[Recorded data]
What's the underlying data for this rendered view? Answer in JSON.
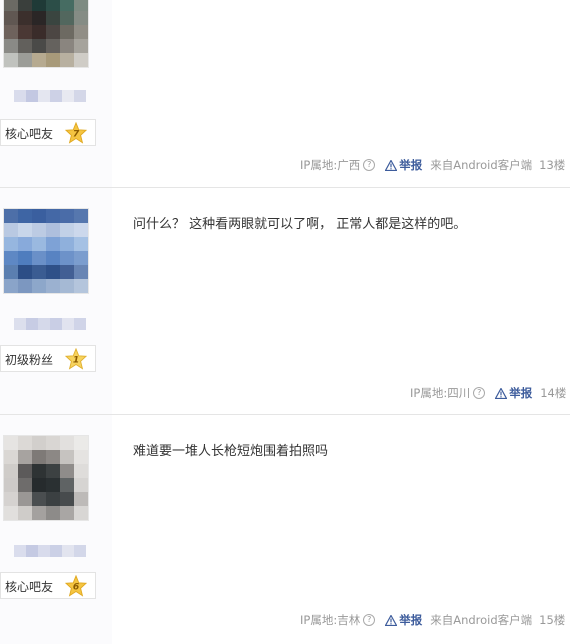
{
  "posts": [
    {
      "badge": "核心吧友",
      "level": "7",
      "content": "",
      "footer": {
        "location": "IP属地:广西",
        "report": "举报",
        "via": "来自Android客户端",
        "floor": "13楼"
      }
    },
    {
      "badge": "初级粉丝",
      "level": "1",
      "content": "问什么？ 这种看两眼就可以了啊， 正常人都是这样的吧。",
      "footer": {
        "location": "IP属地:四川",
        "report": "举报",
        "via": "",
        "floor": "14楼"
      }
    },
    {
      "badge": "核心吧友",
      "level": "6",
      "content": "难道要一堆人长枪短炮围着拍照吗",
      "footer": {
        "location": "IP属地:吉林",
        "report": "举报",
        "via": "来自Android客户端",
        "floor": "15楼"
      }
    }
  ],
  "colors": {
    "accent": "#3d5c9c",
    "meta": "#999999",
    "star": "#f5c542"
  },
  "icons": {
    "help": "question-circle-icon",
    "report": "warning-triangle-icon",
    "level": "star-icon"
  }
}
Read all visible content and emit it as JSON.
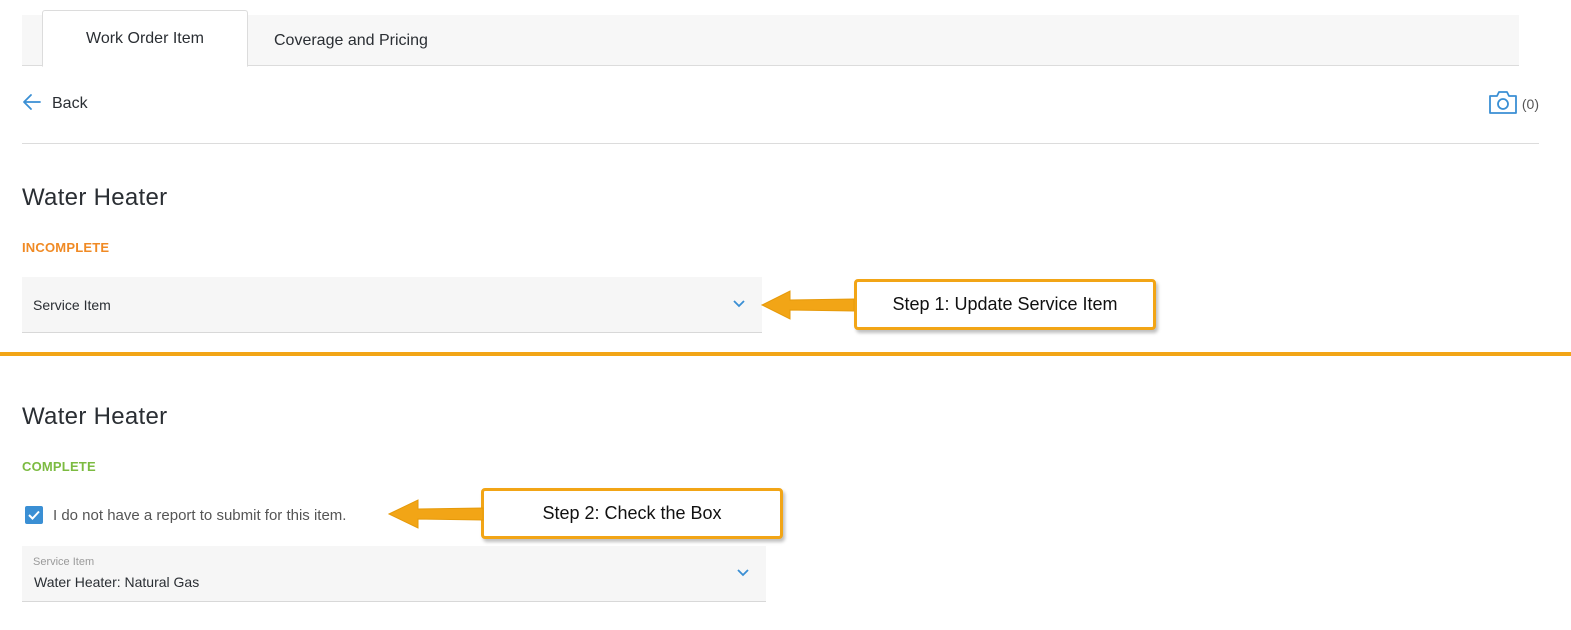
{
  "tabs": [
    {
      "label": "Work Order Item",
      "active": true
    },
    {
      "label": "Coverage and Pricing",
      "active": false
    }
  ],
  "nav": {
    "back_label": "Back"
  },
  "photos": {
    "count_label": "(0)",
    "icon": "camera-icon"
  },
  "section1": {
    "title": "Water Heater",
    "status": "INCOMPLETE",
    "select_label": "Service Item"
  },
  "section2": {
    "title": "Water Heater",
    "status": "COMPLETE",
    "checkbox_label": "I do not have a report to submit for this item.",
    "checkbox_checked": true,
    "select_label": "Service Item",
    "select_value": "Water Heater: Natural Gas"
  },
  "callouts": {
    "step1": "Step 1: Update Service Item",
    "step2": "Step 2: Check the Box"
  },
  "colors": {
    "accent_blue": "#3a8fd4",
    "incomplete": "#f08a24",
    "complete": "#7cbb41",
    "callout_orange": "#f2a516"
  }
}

...

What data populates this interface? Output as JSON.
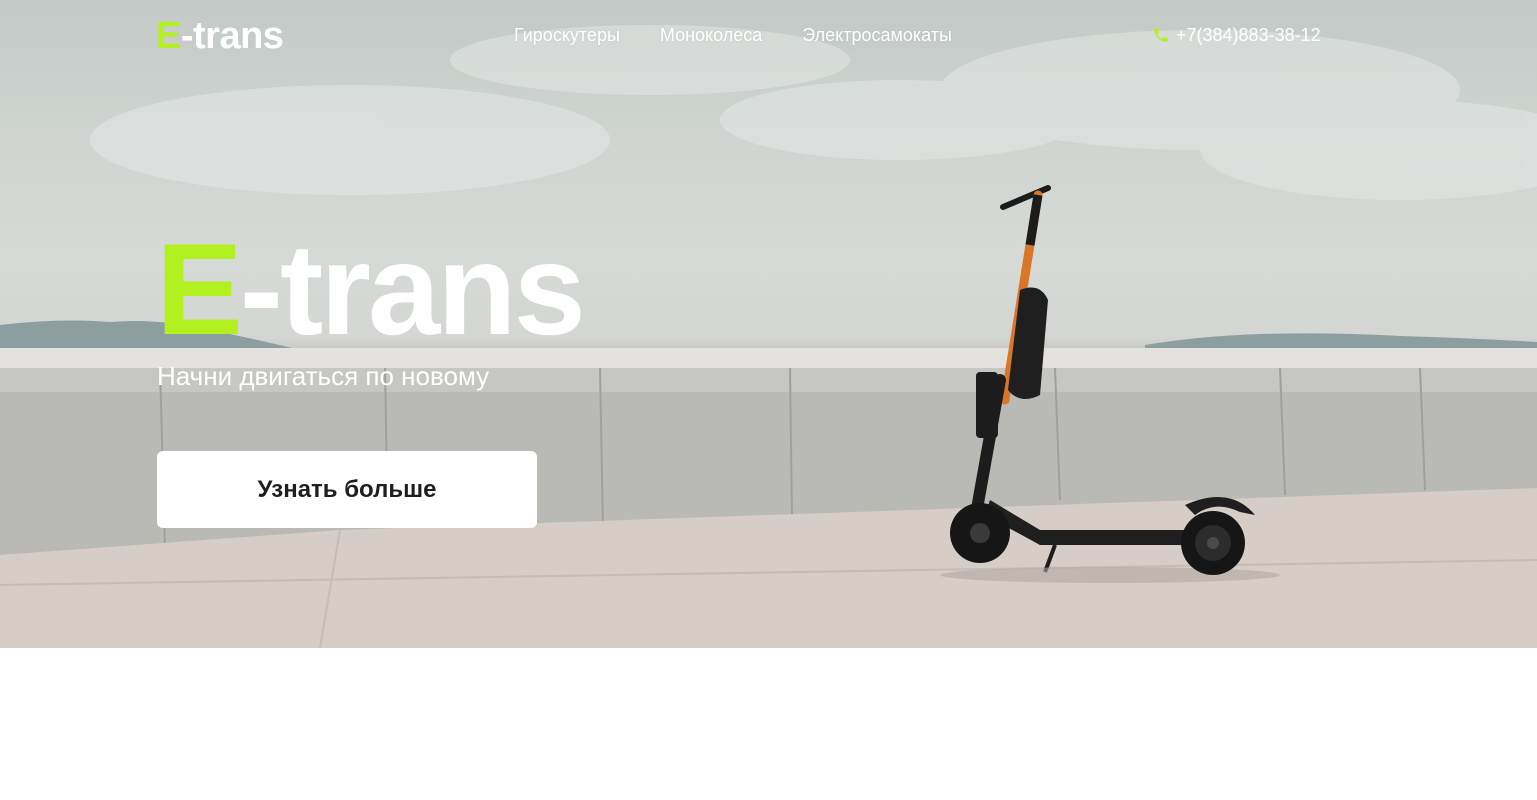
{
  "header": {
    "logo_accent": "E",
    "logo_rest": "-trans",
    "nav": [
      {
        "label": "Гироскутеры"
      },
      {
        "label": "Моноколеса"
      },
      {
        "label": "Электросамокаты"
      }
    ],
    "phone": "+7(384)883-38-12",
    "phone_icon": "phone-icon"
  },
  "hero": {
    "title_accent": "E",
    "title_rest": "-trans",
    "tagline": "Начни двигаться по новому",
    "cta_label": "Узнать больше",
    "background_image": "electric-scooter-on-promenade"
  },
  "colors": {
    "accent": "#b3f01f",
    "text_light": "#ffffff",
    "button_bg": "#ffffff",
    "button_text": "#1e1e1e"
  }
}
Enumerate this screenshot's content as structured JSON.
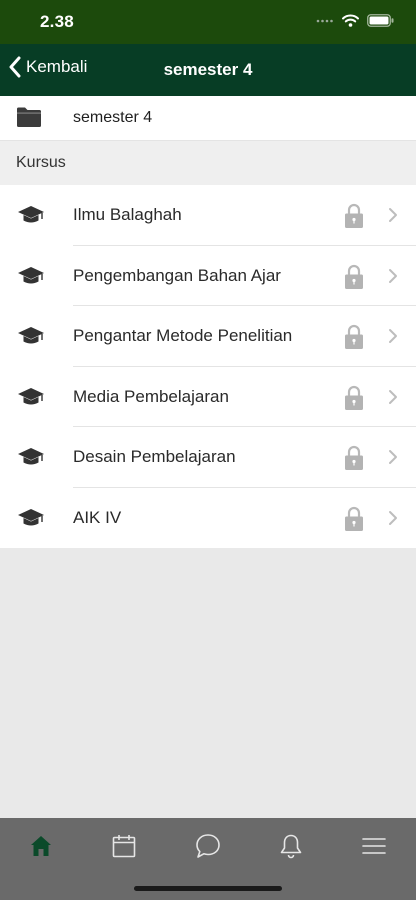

--- What is asked ---
From the records above, extract the lines from the one holding "What data populates" through the one holding "Enumerate this screenshot's", word for word; omit the pictures.

--- Solved exercise ---
What data populates this interface? Output as JSON.
{
  "header": {
    "logo_accent": "E",
    "logo_rest": "-trans",
    "nav": [
      {
        "label": "Гироскутеры"
      },
      {
        "label": "Моноколеса"
      },
      {
        "label": "Электросамокаты"
      }
    ],
    "phone": "+7(384)883-38-12",
    "phone_icon": "phone-icon"
  },
  "hero": {
    "title_accent": "E",
    "title_rest": "-trans",
    "tagline": "Начни двигаться по новому",
    "cta_label": "Узнать больше",
    "background_image": "electric-scooter-on-promenade"
  },
  "colors": {
    "accent": "#b3f01f",
    "text_light": "#ffffff",
    "button_bg": "#ffffff",
    "button_text": "#1e1e1e"
  }
}
Enumerate this screenshot's content as structured JSON.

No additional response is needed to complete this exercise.